[start DATA SHOWN]

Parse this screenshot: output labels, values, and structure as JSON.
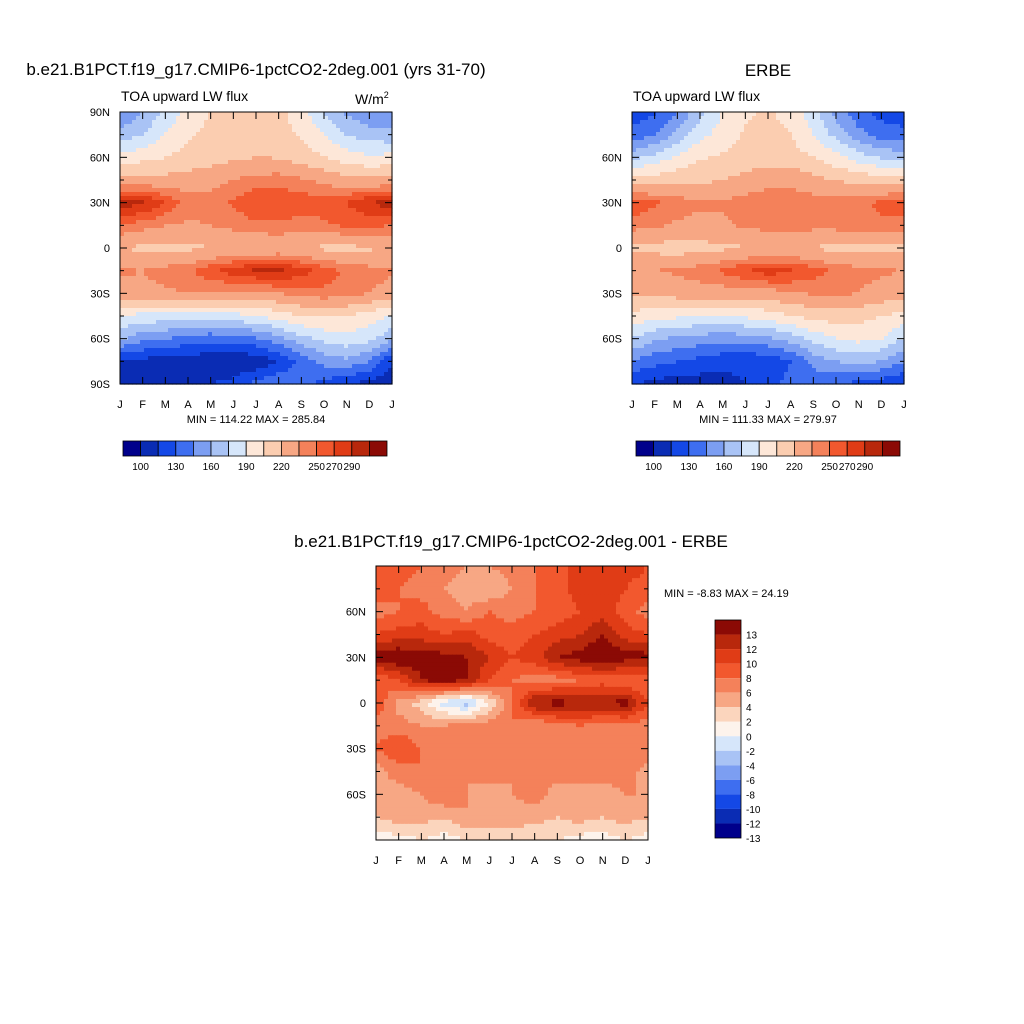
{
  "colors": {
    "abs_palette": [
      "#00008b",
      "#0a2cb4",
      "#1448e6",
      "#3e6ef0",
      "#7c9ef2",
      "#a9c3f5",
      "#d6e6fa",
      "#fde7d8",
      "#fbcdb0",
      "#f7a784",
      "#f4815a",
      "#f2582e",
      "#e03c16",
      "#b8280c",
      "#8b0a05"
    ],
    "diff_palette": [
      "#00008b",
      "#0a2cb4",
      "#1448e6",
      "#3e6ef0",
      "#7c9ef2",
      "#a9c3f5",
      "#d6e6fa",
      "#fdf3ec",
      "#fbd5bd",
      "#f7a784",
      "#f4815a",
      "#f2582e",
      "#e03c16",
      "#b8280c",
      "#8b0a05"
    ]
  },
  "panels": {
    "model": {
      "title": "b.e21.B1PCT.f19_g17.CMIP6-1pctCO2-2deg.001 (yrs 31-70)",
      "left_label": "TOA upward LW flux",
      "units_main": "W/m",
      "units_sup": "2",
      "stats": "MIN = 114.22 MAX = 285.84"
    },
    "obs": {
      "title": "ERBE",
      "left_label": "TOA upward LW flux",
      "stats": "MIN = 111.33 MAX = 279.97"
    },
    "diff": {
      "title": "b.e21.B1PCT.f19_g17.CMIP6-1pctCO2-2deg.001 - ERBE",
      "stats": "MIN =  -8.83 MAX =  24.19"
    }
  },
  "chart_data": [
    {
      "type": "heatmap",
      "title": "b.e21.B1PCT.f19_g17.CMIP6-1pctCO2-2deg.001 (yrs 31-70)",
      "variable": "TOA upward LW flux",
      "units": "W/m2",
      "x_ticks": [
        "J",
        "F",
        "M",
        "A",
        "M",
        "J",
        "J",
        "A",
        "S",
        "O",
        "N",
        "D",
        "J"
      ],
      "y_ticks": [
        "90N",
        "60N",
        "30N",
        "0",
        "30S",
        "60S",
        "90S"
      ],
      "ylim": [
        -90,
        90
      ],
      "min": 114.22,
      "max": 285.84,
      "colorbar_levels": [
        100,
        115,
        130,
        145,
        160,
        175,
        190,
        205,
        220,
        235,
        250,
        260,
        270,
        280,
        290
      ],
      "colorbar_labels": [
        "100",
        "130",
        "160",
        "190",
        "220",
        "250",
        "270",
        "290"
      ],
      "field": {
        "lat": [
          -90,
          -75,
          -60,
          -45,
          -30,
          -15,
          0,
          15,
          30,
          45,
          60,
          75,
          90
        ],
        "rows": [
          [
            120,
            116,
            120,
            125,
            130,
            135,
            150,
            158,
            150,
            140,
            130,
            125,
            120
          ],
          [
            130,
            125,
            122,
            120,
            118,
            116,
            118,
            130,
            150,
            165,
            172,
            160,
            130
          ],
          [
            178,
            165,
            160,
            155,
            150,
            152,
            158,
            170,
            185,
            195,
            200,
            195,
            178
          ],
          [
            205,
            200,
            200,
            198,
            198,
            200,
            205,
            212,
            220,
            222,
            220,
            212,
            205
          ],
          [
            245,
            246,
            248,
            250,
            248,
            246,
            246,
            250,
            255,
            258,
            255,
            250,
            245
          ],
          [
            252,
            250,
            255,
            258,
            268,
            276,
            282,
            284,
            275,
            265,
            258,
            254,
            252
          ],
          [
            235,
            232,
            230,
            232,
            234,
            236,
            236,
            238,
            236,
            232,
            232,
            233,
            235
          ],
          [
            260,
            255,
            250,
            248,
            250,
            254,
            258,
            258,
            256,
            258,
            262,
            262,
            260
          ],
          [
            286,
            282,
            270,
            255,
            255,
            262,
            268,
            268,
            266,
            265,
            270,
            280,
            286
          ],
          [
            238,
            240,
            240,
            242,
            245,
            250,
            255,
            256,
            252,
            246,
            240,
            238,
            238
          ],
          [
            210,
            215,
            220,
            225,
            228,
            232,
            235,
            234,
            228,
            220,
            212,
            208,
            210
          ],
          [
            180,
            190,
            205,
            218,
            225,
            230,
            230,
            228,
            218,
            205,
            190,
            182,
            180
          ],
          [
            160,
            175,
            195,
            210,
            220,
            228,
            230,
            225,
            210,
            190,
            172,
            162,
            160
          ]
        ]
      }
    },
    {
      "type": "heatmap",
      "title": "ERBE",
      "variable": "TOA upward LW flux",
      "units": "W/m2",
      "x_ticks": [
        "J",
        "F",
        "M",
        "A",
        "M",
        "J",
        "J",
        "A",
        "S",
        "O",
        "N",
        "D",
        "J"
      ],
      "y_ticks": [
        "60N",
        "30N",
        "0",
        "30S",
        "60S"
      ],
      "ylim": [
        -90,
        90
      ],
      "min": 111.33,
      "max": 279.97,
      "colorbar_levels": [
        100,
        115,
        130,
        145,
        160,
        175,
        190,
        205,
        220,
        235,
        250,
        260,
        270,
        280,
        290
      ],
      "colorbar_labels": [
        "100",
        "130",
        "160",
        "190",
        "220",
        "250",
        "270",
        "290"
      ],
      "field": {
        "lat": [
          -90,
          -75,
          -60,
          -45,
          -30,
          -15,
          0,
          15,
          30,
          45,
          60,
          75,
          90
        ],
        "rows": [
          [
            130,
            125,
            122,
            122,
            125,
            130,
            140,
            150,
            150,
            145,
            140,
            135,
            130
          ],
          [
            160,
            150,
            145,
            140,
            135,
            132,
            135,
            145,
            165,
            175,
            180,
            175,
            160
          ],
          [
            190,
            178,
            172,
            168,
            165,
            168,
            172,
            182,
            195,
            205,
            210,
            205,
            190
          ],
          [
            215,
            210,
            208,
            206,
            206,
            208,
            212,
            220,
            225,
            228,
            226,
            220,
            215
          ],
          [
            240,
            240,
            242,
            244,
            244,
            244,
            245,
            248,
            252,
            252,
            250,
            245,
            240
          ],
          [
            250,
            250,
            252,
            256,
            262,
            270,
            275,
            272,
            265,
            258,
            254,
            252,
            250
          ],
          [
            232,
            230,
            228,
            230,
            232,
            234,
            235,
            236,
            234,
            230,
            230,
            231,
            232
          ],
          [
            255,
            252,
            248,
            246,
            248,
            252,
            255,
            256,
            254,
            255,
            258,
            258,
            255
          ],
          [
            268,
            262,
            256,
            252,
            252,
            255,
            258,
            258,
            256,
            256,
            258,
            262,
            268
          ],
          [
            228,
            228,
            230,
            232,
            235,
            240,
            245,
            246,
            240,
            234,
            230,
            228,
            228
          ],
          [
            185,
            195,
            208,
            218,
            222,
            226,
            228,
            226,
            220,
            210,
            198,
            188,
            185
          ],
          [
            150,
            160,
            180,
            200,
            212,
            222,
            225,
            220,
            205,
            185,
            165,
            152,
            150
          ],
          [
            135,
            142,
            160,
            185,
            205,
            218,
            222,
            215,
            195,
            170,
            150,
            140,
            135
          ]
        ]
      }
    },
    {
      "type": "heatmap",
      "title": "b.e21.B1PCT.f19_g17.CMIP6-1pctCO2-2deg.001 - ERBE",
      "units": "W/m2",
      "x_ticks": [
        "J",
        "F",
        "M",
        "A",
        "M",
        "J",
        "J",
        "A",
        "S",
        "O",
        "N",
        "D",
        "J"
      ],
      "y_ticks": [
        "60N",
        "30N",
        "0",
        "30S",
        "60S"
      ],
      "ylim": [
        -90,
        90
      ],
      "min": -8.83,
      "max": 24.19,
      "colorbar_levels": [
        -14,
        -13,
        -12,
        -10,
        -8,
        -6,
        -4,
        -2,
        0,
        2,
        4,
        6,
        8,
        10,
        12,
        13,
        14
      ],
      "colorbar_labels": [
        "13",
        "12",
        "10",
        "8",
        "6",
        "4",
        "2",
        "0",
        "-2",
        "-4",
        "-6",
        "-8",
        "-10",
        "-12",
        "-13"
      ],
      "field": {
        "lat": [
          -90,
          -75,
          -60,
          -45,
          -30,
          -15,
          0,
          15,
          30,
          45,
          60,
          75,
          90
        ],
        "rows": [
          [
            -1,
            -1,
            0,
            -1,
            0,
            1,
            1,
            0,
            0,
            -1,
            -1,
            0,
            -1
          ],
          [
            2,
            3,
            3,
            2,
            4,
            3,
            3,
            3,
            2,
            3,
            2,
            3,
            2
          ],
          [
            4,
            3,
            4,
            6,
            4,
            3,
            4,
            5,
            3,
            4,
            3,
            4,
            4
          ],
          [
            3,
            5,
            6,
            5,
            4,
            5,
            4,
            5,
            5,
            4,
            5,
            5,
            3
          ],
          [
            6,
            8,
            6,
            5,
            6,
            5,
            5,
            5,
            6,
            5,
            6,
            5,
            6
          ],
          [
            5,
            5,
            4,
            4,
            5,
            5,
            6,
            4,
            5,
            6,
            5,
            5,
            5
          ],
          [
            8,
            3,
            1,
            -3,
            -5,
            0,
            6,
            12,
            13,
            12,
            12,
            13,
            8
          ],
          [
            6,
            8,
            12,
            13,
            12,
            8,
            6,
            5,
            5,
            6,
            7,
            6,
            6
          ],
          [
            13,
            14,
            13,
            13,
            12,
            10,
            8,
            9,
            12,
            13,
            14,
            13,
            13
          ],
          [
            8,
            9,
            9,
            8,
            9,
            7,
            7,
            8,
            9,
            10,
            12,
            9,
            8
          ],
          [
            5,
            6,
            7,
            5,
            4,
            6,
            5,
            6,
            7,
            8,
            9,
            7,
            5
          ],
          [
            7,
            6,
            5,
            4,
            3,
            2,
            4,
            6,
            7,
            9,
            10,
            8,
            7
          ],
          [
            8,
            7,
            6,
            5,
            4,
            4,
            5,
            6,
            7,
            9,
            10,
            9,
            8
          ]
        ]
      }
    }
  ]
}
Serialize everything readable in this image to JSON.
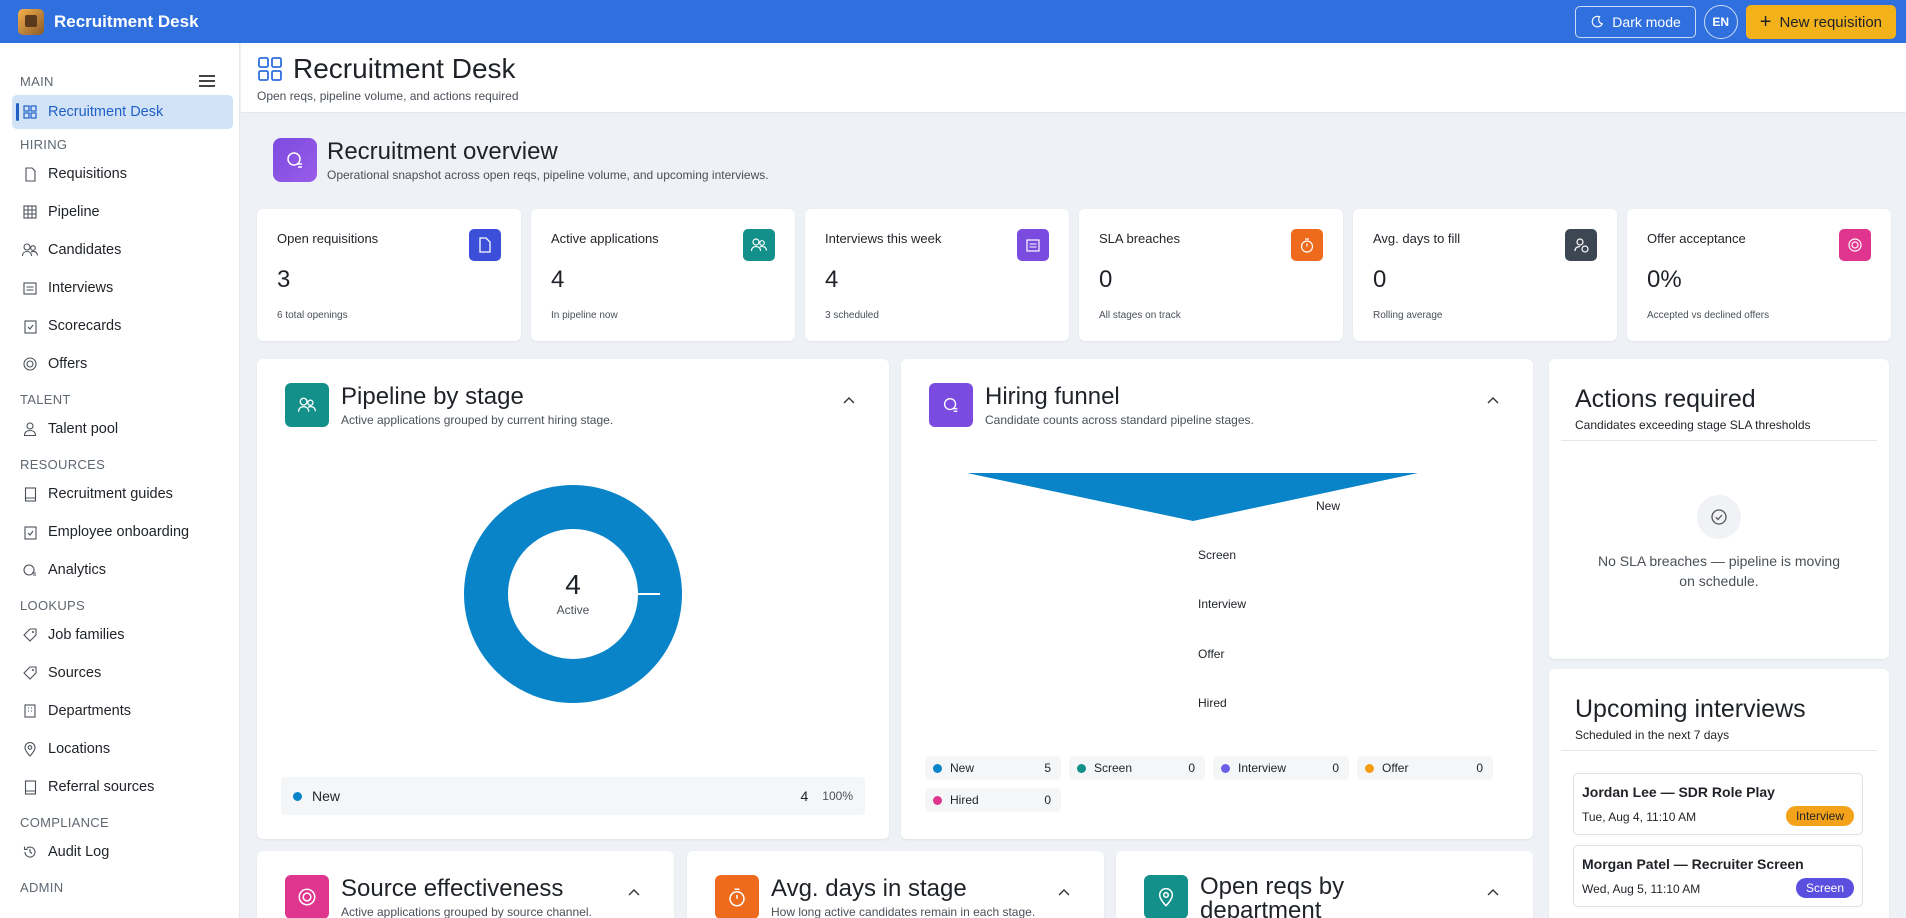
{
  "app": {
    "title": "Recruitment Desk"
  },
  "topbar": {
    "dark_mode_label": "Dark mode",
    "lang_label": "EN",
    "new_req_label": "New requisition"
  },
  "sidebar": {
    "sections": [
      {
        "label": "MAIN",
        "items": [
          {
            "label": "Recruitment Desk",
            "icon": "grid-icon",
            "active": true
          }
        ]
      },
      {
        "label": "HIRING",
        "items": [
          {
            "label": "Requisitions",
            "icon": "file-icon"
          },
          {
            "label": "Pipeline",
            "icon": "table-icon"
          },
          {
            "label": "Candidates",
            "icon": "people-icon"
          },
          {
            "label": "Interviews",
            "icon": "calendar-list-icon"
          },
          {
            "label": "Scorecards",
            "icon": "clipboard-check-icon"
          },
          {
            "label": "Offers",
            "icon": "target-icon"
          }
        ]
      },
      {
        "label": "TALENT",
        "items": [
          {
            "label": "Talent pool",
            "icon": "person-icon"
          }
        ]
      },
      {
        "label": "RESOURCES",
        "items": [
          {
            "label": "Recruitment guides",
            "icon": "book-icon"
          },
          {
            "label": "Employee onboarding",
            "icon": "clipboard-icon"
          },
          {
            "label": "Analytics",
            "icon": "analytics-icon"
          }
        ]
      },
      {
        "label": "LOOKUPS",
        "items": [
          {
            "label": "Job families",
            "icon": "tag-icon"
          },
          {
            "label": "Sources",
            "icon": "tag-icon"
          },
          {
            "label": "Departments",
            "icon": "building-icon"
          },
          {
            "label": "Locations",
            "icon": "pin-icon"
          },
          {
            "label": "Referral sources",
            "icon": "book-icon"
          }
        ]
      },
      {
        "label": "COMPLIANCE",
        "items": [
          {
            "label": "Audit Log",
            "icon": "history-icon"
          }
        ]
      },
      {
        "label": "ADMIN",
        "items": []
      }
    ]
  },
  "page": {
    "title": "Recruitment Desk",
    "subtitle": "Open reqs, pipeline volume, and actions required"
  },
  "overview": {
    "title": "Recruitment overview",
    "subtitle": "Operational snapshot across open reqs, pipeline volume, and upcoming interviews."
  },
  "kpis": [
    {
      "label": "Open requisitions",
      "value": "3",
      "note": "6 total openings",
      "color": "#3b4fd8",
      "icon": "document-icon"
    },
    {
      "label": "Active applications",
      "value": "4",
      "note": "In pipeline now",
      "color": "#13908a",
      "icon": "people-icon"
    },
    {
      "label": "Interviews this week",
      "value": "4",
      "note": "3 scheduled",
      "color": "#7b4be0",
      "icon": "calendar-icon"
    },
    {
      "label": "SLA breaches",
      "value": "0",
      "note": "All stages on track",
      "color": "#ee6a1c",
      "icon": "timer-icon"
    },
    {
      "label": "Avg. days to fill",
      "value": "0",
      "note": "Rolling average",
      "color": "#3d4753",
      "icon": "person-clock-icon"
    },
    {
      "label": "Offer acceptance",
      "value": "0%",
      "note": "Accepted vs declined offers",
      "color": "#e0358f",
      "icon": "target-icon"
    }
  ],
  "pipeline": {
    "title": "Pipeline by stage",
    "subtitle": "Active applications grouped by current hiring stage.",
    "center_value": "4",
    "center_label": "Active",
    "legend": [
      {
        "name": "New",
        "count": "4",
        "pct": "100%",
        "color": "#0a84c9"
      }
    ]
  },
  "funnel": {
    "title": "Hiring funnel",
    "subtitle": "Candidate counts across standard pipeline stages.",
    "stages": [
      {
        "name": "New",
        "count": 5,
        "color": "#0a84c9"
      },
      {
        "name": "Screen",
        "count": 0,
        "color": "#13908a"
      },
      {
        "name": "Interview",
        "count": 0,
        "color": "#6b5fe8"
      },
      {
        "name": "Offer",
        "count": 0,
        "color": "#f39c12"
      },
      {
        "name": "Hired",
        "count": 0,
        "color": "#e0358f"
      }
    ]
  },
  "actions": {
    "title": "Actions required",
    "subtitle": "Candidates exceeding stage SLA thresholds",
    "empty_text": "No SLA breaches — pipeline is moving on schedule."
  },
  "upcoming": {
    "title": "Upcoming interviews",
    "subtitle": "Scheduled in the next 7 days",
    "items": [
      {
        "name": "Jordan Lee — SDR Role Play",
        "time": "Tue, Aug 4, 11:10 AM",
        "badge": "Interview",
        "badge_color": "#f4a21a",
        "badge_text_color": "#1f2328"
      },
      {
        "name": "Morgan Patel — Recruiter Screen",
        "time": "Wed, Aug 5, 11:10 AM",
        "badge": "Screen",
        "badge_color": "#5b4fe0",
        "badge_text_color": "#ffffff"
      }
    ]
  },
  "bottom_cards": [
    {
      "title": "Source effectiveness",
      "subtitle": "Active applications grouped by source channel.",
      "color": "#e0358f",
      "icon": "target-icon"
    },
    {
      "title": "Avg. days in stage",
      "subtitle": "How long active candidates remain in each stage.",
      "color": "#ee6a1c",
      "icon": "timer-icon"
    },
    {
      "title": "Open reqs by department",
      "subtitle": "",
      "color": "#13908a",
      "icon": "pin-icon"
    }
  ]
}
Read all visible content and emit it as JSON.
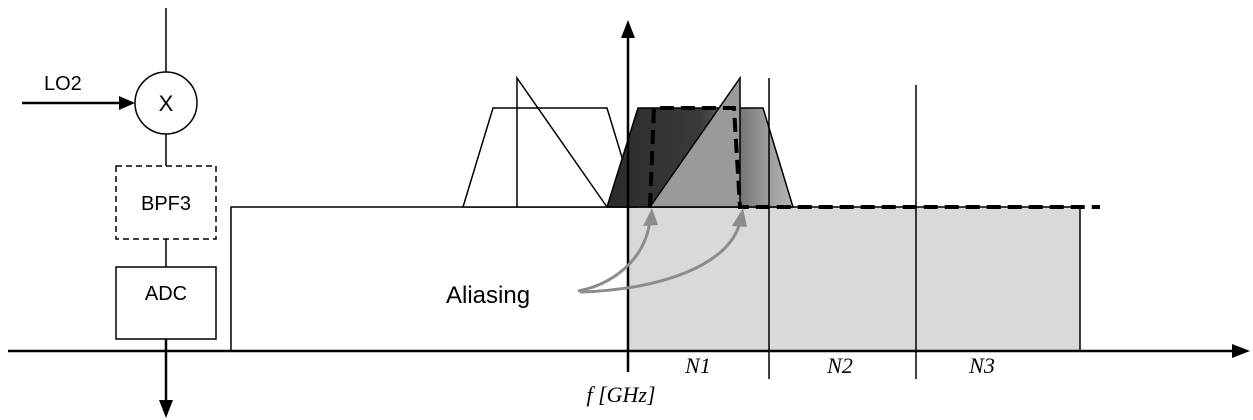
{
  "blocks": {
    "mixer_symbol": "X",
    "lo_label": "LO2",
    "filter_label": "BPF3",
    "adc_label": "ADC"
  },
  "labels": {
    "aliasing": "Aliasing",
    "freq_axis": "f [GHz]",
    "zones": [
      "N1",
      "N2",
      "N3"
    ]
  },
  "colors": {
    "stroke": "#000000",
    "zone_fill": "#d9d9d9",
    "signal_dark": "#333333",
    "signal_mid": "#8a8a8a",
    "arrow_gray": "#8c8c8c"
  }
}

[end DATA SHOWN]

WORK TO COMPLETE: From the listing, tally every line with the word "this" in it and give only the tally.

THE RESULT: 3